** START **

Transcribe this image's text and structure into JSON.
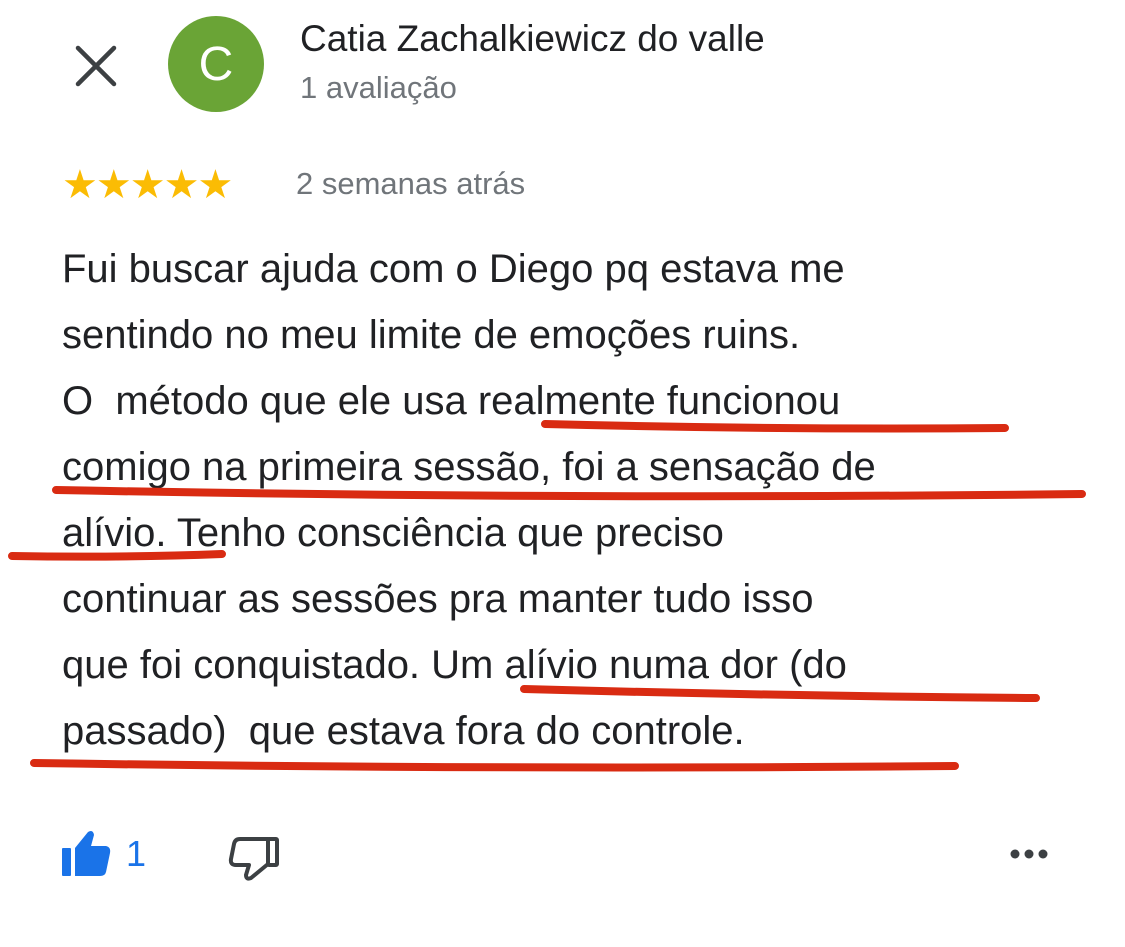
{
  "header": {
    "close_icon": "close-icon",
    "avatar_letter": "C",
    "avatar_color": "#6aa436",
    "reviewer_name": "Catia Zachalkiewicz do valle",
    "review_count": "1 avaliação"
  },
  "review": {
    "rating": 5,
    "rating_max": 5,
    "stars": "★★★★★",
    "time_ago": "2 semanas atrás",
    "lines": [
      "Fui buscar ajuda com o Diego pq estava me",
      "sentindo no meu limite de emoções ruins.",
      "O  método que ele usa realmente funcionou",
      "comigo na primeira sessão, foi a sensação de",
      "alívio. Tenho consciência que preciso",
      "continuar as sessões pra manter tudo isso",
      "que foi conquistado. Um alívio numa dor (do",
      "passado)  que estava fora do controle."
    ],
    "underline_color": "#d92b12"
  },
  "actions": {
    "like_icon": "thumbs-up-icon",
    "like_count": "1",
    "like_color": "#1a73e8",
    "dislike_icon": "thumbs-down-icon",
    "more_icon": "more-horizontal-icon"
  }
}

** END **

Written problem
Extract the text of all the records above verbatim, excluding pictures.

Solution
Transcribe this image's text and structure into JSON.
{
  "header": {
    "close_icon": "close-icon",
    "avatar_letter": "C",
    "avatar_color": "#6aa436",
    "reviewer_name": "Catia Zachalkiewicz do valle",
    "review_count": "1 avaliação"
  },
  "review": {
    "rating": 5,
    "rating_max": 5,
    "stars": "★★★★★",
    "time_ago": "2 semanas atrás",
    "lines": [
      "Fui buscar ajuda com o Diego pq estava me",
      "sentindo no meu limite de emoções ruins.",
      "O  método que ele usa realmente funcionou",
      "comigo na primeira sessão, foi a sensação de",
      "alívio. Tenho consciência que preciso",
      "continuar as sessões pra manter tudo isso",
      "que foi conquistado. Um alívio numa dor (do",
      "passado)  que estava fora do controle."
    ],
    "underline_color": "#d92b12"
  },
  "actions": {
    "like_icon": "thumbs-up-icon",
    "like_count": "1",
    "like_color": "#1a73e8",
    "dislike_icon": "thumbs-down-icon",
    "more_icon": "more-horizontal-icon"
  }
}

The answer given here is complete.